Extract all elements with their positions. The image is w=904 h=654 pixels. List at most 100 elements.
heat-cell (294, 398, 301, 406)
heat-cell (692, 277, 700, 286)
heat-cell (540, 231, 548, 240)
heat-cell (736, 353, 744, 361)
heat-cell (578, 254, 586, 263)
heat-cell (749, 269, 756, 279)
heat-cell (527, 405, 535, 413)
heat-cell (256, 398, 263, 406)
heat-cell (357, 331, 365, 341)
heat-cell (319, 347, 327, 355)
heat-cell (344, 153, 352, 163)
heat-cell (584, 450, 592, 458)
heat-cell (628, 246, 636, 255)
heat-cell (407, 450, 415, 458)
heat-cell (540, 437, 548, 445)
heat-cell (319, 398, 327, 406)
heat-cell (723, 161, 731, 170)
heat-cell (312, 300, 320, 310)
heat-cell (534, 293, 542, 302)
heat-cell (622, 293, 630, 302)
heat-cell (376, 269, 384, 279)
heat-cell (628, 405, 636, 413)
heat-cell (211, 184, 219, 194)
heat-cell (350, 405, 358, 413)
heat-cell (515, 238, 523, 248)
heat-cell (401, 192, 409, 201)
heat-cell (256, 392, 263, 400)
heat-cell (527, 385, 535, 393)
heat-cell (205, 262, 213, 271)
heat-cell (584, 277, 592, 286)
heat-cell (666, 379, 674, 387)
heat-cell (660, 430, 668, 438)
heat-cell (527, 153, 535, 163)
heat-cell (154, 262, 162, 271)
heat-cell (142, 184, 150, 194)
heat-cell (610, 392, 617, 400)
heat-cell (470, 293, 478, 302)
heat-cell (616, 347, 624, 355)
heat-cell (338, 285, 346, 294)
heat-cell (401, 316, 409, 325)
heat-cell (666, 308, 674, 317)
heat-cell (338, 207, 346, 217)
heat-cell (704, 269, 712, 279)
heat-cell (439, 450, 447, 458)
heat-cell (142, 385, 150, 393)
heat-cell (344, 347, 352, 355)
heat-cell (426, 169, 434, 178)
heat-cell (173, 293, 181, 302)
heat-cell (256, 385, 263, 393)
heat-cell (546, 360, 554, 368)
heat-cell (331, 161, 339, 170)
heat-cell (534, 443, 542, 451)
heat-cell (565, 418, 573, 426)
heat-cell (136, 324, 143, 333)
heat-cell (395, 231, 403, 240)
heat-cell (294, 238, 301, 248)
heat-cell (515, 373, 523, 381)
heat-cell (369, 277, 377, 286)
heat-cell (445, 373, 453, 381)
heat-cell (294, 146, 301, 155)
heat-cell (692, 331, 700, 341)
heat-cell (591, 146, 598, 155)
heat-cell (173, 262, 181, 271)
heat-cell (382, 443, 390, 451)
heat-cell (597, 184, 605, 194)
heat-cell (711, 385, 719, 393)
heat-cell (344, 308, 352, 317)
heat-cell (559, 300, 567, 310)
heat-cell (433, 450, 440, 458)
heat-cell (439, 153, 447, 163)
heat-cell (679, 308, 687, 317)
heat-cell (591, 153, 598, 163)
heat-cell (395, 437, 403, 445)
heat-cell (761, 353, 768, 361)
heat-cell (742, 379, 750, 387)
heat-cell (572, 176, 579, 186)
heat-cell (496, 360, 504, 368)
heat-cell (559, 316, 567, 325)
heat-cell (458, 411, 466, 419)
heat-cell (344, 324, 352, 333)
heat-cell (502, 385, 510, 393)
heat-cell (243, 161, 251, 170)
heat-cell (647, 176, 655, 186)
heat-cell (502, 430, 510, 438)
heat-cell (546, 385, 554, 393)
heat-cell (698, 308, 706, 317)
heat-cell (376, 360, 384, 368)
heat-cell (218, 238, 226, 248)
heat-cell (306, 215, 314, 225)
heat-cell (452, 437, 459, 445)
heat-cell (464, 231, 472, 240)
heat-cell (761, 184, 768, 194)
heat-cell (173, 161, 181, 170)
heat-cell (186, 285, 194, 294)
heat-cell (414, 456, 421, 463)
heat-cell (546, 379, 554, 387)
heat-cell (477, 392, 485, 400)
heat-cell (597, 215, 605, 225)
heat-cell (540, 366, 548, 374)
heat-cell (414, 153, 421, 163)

WHAT TO WORK ON: Write out the entries word for word, from the first line through the line containing "heat-cell (578, 254, 586, 263)". Include both the first line and that line.

THE RESPONSE:
Extract all elements with their positions. The image is w=904 h=654 pixels. List at most 100 elements.
heat-cell (294, 398, 301, 406)
heat-cell (692, 277, 700, 286)
heat-cell (540, 231, 548, 240)
heat-cell (736, 353, 744, 361)
heat-cell (578, 254, 586, 263)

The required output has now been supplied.